* [Set exercise] Take the data that follows and retype it word for word.

* [Figure dataset records]
......

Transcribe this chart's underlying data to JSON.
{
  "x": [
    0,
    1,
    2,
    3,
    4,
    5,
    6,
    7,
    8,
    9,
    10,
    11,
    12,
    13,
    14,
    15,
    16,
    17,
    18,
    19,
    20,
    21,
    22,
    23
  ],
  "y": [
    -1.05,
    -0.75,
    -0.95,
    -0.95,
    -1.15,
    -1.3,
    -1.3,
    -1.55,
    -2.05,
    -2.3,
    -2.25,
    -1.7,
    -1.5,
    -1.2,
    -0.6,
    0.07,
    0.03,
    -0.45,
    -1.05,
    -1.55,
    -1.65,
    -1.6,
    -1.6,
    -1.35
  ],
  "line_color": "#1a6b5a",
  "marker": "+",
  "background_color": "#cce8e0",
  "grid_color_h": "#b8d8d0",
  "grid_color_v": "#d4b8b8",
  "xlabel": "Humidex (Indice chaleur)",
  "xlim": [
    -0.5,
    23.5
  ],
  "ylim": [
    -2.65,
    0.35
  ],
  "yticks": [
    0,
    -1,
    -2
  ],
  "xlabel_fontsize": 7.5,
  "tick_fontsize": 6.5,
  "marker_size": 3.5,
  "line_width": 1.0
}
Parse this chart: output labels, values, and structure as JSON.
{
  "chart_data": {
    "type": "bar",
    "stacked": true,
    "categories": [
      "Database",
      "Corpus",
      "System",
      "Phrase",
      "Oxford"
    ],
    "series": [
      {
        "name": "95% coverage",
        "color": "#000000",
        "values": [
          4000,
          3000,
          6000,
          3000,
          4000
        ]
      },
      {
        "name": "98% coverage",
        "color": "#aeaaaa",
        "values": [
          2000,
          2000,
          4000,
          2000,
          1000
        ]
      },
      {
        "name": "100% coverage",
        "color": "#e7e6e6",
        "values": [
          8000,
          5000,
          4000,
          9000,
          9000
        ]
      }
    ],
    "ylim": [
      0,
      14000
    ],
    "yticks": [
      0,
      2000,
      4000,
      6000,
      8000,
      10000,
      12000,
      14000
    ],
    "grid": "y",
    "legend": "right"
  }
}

......

* [Right answer]
Transcribe this chart's underlying data to JSON.
{
  "x": [
    0,
    1,
    2,
    3,
    4,
    5,
    6,
    7,
    8,
    9,
    10,
    11,
    12,
    13,
    14,
    15,
    16,
    17,
    18,
    19,
    20,
    21,
    22,
    23
  ],
  "y": [
    -1.05,
    -0.75,
    -0.95,
    -0.95,
    -1.15,
    -1.3,
    -1.3,
    -1.55,
    -2.05,
    -2.3,
    -2.25,
    -1.7,
    -1.5,
    -1.2,
    -0.6,
    0.07,
    0.03,
    -0.45,
    -1.05,
    -1.55,
    -1.65,
    -1.6,
    -1.6,
    -1.35
  ],
  "line_color": "#1a6b5a",
  "marker": "+",
  "background_color": "#cce8e0",
  "grid_color_h": "#b8d8d0",
  "grid_color_v": "#d4b8b8",
  "xlabel": "Humidex (Indice chaleur)",
  "xlim": [
    -0.5,
    23.5
  ],
  "ylim": [
    -2.65,
    0.35
  ],
  "yticks": [
    0,
    -1,
    -2
  ],
  "xlabel_fontsize": 7.5,
  "tick_fontsize": 6.5,
  "marker_size": 3.5,
  "line_width": 1.0
}
Parse this chart: output labels, values, and structure as JSON.
{
  "chart_data": {
    "type": "bar",
    "stacked": true,
    "categories": [
      "Database",
      "Corpus",
      "System",
      "Phrase",
      "Oxford"
    ],
    "series": [
      {
        "name": "95% coverage",
        "color": "#000000",
        "values": [
          4000,
          3000,
          6000,
          3000,
          4000
        ]
      },
      {
        "name": "98% coverage",
        "color": "#aeaaaa",
        "values": [
          2000,
          2000,
          4000,
          2000,
          1000
        ]
      },
      {
        "name": "100% coverage",
        "color": "#e7e6e6",
        "values": [
          8000,
          5000,
          4000,
          9000,
          9000
        ]
      }
    ],
    "ylim": [
      0,
      14000
    ],
    "yticks": [
      0,
      2000,
      4000,
      6000,
      8000,
      10000,
      12000,
      14000
    ],
    "grid": "y",
    "legend": "right"
  }
}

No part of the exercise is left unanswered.